Prompt
Write out the complete material exactly as it stands.

Raw records
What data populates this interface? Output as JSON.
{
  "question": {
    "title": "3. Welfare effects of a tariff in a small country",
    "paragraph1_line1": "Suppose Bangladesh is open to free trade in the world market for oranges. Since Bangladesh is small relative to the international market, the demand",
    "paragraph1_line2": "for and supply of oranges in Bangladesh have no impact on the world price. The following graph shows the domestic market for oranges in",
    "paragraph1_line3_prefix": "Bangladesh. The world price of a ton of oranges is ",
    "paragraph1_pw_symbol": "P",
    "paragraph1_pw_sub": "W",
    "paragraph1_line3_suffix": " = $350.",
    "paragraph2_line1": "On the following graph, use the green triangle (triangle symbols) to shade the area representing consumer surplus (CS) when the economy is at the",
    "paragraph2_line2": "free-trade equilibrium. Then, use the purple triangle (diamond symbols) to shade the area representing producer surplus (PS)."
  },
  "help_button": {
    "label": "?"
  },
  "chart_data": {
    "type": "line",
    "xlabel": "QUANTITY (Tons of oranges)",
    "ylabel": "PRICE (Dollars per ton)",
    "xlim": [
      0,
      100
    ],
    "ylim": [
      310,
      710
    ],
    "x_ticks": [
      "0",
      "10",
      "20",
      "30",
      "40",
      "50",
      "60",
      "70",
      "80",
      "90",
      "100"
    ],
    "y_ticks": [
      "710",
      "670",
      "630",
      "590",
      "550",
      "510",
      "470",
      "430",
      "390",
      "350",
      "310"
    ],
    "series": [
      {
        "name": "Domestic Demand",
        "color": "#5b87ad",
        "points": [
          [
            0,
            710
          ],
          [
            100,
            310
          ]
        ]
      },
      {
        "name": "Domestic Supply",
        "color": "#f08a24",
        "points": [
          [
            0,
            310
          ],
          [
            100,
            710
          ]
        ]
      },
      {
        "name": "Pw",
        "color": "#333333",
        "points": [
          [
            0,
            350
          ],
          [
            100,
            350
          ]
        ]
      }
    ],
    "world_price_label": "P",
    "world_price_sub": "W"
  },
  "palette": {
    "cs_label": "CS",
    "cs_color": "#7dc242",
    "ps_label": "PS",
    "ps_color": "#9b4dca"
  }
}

Expected answer
What data populates this interface? Output as JSON.
{
  "question": {
    "title": "3. Welfare effects of a tariff in a small country",
    "paragraph1_line1": "Suppose Bangladesh is open to free trade in the world market for oranges. Since Bangladesh is small relative to the international market, the demand",
    "paragraph1_line2": "for and supply of oranges in Bangladesh have no impact on the world price. The following graph shows the domestic market for oranges in",
    "paragraph1_line3_prefix": "Bangladesh. The world price of a ton of oranges is ",
    "paragraph1_pw_symbol": "P",
    "paragraph1_pw_sub": "W",
    "paragraph1_line3_suffix": " = $350.",
    "paragraph2_line1": "On the following graph, use the green triangle (triangle symbols) to shade the area representing consumer surplus (CS) when the economy is at the",
    "paragraph2_line2": "free-trade equilibrium. Then, use the purple triangle (diamond symbols) to shade the area representing producer surplus (PS)."
  },
  "help_button": {
    "label": "?"
  },
  "chart_data": {
    "type": "line",
    "xlabel": "QUANTITY (Tons of oranges)",
    "ylabel": "PRICE (Dollars per ton)",
    "xlim": [
      0,
      100
    ],
    "ylim": [
      310,
      710
    ],
    "x_ticks": [
      "0",
      "10",
      "20",
      "30",
      "40",
      "50",
      "60",
      "70",
      "80",
      "90",
      "100"
    ],
    "y_ticks": [
      "710",
      "670",
      "630",
      "590",
      "550",
      "510",
      "470",
      "430",
      "390",
      "350",
      "310"
    ],
    "series": [
      {
        "name": "Domestic Demand",
        "color": "#5b87ad",
        "points": [
          [
            0,
            710
          ],
          [
            100,
            310
          ]
        ]
      },
      {
        "name": "Domestic Supply",
        "color": "#f08a24",
        "points": [
          [
            0,
            310
          ],
          [
            100,
            710
          ]
        ]
      },
      {
        "name": "Pw",
        "color": "#333333",
        "points": [
          [
            0,
            350
          ],
          [
            100,
            350
          ]
        ]
      }
    ],
    "world_price_label": "P",
    "world_price_sub": "W"
  },
  "palette": {
    "cs_label": "CS",
    "cs_color": "#7dc242",
    "ps_label": "PS",
    "ps_color": "#9b4dca"
  }
}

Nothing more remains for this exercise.